Key architectural choices include: (1) using the pre‑trained Hiera backbone (Hiera‑L, Base+, etc.) which provides multi‑scale token representations through hierarchical pooling and window‑based attention, thereby overcoming the limitations of the flat ViT encoder used in SAM1; (2) freezing the massive Hiera parameters (≈214 M) and inserting lightweight adapters before each hierarchical block. Each adapter consists of a down‑projection linear layer, a GeLU activation, an up‑projection linear layer, and a second GeLU, allowing parameter‑efficient fine‑tuning with only a tiny fraction of the total weights. This design makes the model feasible on a single RTX 4090 with 24 GB memory.

The decoder follows the traditional U‑Net design: three decoder blocks, each containing two Conv‑BN‑ReLU sequences and a 1×1 convolution that produces intermediate segmentation maps (S₁, S₂, S₃). Deep supervision is applied to all three outputs, and the loss combines weighted IoU with binary cross‑entropy, encouraging both region‑level overlap and pixel‑wise accuracy.

=== Study questions ===
**a.** According to the architecture description, why does the loss combine weighted IoU with binary cross-entropy? Answer in one to three sentences.
**b.** Copy the architecture description word for word from "The decoder follows" to "and pixel‑wise accuracy.".

=== Provided material ===

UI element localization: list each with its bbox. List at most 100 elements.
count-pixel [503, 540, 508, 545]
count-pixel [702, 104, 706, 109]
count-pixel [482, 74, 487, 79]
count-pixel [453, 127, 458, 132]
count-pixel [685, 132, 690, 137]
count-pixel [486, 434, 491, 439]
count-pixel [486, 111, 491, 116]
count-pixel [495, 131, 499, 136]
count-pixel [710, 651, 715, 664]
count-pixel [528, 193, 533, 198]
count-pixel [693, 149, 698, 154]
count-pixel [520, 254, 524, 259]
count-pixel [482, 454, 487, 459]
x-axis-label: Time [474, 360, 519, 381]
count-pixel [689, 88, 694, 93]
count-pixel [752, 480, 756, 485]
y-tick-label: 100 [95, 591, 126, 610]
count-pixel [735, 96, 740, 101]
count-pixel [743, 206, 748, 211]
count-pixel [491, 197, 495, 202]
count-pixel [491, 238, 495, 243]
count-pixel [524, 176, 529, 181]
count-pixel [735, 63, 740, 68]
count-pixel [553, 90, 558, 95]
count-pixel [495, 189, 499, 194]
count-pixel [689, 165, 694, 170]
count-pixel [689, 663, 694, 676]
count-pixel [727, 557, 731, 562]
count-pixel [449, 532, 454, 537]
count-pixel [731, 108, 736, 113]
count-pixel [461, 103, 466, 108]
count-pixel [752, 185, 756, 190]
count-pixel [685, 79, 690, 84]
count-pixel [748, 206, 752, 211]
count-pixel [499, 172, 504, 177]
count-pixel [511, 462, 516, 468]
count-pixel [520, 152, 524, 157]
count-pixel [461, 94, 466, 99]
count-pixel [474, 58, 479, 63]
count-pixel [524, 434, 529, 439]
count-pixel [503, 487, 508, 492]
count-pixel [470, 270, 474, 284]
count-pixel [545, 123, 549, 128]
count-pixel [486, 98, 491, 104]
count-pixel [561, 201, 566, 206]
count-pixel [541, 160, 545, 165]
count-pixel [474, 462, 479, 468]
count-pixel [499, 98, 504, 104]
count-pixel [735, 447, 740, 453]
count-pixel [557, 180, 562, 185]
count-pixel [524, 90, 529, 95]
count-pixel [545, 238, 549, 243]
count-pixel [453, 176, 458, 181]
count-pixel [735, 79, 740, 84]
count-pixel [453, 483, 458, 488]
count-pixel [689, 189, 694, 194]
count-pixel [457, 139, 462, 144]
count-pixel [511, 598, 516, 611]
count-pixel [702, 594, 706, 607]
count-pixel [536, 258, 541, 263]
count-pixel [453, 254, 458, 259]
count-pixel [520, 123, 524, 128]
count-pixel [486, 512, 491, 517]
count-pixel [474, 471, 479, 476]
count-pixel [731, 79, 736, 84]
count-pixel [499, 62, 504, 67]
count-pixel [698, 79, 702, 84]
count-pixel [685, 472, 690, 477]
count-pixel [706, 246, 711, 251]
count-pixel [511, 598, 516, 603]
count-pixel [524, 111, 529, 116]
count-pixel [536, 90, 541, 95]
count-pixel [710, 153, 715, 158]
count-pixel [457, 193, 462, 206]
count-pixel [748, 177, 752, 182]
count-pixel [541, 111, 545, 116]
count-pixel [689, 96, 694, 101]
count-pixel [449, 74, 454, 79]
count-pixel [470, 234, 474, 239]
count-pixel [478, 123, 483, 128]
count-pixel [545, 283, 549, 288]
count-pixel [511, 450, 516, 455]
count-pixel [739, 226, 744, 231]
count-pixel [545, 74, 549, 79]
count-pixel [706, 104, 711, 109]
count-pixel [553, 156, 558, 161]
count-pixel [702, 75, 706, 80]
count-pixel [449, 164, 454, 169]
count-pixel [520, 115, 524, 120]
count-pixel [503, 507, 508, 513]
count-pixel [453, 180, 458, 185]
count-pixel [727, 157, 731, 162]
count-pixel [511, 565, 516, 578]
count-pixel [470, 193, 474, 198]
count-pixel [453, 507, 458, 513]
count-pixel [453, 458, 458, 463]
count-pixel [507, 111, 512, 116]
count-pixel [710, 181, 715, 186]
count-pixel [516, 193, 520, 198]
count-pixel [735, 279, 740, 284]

=== Responses in order ===
**a.** The loss combines weighted IoU with binary cross-entropy to encourage both region-level overlap and pixel-wise accuracy. This combined loss is applied to all three intermediate segmentation maps (S₁, S₂, S₃) under deep supervision.

**b.**
The decoder follows the traditional U‑Net design: three decoder blocks, each containing two Conv‑BN‑ReLU sequences and a 1×1 convolution that produces intermediate segmentation maps (S₁, S₂, S₃). Deep supervision is applied to all three outputs, and the loss combines weighted IoU with binary cross‑entropy, encouraging both region‑level overlap and pixel‑wise accuracy.